### The problem
Collect each line containing "name".
++++ Given data
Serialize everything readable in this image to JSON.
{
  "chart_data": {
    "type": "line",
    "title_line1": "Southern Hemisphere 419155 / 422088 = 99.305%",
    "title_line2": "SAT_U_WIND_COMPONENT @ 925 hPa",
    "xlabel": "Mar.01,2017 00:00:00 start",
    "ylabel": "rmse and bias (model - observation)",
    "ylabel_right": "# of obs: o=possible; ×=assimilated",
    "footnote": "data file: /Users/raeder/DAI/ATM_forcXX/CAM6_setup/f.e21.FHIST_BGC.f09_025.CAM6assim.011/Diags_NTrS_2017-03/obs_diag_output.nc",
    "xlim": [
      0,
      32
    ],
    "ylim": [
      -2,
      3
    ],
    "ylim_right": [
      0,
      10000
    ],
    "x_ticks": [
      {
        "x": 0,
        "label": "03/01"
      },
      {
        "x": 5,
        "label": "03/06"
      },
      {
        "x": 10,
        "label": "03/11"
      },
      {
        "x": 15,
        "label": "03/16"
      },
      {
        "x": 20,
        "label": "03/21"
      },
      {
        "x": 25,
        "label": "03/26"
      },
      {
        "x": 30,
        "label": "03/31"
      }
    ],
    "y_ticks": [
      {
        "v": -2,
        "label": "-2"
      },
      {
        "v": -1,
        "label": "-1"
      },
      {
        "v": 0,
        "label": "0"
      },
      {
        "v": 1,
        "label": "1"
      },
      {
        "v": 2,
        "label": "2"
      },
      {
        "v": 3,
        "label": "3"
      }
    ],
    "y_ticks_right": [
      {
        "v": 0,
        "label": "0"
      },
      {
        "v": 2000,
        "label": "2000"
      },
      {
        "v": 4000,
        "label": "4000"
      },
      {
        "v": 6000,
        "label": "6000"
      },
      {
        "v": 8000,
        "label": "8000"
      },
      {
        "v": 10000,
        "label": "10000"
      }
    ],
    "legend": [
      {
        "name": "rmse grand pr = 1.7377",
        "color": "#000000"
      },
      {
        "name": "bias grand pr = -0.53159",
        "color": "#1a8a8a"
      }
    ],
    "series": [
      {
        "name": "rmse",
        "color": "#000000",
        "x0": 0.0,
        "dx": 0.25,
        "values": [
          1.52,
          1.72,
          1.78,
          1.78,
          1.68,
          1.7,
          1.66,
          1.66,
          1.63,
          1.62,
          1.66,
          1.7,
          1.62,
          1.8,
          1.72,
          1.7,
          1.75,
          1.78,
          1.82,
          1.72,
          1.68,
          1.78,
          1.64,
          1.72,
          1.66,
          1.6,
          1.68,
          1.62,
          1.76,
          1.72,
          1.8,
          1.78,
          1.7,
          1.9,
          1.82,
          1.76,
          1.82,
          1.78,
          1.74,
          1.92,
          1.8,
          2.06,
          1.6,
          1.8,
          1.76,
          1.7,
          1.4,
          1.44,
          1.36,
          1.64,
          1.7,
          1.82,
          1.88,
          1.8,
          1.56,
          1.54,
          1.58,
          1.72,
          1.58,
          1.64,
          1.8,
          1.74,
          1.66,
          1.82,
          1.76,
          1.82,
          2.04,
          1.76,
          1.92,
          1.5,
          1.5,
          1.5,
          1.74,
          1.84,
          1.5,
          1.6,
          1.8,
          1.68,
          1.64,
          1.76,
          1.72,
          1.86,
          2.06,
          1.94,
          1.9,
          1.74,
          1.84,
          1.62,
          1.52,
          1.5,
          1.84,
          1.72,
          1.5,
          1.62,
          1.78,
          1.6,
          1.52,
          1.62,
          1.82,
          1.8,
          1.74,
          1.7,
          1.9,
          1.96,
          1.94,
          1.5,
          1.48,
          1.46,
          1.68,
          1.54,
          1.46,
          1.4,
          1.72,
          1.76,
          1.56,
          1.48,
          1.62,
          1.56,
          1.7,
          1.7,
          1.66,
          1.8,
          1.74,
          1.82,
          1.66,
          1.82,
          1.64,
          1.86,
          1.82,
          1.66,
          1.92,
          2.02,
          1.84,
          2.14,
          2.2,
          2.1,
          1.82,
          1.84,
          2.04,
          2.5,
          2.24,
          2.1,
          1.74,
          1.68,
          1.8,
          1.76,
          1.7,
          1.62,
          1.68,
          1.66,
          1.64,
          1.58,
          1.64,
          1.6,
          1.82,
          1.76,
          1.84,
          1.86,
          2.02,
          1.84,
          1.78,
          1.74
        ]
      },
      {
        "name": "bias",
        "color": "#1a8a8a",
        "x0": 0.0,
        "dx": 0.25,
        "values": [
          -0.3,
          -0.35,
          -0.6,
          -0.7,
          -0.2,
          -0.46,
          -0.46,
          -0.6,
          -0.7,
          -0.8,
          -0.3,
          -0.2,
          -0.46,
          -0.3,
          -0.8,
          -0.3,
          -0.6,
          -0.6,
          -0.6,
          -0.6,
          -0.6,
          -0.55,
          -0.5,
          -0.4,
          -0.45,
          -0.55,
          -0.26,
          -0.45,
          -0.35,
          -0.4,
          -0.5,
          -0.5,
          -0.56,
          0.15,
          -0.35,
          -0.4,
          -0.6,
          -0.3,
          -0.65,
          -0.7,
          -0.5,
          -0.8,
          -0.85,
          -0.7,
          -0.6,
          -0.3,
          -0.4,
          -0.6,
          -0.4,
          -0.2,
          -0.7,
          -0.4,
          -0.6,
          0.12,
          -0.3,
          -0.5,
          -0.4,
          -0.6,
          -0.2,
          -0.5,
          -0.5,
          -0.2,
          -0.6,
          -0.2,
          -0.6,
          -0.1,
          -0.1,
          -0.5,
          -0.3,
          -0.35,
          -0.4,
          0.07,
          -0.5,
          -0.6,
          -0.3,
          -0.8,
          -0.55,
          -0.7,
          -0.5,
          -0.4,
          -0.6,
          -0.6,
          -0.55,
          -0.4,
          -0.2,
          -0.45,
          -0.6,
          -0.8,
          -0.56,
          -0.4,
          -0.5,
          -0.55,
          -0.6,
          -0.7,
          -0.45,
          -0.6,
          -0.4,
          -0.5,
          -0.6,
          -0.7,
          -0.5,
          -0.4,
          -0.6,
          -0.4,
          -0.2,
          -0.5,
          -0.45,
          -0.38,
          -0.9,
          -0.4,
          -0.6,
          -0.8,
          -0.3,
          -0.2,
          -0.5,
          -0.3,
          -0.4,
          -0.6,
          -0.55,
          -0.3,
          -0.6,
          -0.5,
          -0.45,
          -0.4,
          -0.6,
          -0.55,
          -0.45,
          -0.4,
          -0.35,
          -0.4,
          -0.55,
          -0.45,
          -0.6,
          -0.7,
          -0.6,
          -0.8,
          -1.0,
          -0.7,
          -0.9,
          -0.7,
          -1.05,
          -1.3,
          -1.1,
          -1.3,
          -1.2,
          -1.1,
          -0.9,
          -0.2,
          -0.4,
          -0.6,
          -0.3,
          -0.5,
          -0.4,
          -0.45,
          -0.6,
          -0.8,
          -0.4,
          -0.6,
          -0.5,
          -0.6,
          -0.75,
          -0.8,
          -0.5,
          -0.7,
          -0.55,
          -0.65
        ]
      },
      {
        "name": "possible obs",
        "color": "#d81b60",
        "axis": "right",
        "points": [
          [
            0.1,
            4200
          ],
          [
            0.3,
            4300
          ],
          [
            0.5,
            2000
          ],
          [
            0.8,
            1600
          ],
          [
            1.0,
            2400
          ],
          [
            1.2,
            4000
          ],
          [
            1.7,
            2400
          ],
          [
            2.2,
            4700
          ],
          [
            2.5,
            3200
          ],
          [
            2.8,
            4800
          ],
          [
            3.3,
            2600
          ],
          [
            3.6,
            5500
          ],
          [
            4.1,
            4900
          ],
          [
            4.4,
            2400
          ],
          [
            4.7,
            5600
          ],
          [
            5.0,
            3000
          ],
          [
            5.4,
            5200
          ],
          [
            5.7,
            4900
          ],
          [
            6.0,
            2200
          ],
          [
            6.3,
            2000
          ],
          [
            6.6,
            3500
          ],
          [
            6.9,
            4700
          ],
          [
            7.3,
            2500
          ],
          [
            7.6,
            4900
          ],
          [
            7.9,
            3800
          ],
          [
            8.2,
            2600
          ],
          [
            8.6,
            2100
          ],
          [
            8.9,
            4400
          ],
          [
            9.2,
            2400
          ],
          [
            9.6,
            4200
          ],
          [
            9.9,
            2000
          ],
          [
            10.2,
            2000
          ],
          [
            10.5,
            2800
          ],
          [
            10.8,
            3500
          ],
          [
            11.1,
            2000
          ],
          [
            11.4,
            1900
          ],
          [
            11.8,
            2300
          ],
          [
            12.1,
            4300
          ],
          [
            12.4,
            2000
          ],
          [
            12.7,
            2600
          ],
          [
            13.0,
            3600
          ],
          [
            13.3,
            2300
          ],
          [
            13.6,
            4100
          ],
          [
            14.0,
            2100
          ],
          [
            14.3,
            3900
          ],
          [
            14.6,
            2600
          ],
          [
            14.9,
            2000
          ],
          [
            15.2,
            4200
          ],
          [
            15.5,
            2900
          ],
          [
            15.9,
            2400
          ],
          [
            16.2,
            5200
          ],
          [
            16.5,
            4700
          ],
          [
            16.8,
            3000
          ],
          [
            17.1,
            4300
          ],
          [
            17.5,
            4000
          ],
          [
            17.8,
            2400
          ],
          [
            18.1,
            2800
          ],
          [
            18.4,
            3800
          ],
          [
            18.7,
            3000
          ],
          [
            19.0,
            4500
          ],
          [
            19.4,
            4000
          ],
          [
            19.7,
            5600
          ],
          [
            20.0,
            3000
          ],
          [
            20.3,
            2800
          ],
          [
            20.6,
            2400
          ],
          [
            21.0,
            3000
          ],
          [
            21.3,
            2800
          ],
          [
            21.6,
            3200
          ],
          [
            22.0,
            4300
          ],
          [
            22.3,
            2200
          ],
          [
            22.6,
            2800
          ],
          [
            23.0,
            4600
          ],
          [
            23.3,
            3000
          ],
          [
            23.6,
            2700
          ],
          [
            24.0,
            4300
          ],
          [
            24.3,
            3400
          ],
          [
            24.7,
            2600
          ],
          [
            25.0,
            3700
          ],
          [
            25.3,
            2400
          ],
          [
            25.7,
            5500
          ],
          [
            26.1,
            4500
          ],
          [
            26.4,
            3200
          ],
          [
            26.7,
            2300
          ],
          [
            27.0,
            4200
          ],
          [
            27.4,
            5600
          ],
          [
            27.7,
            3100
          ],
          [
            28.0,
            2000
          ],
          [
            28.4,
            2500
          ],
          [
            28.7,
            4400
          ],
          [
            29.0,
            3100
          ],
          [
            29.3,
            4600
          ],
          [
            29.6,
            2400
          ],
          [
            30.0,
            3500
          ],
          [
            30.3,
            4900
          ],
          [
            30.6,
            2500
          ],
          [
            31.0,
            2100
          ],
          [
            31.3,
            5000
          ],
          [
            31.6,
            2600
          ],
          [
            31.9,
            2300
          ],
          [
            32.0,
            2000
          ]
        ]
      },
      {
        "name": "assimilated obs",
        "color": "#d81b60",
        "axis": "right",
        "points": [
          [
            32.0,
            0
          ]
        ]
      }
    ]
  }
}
++++++++
### Task solution
        "name": "rmse grand pr = 1.7377",
        "name": "bias grand pr = -0.53159",
        "name": "rmse",
        "name": "bias",
        "name": "possible obs",
        "name": "assimilated obs",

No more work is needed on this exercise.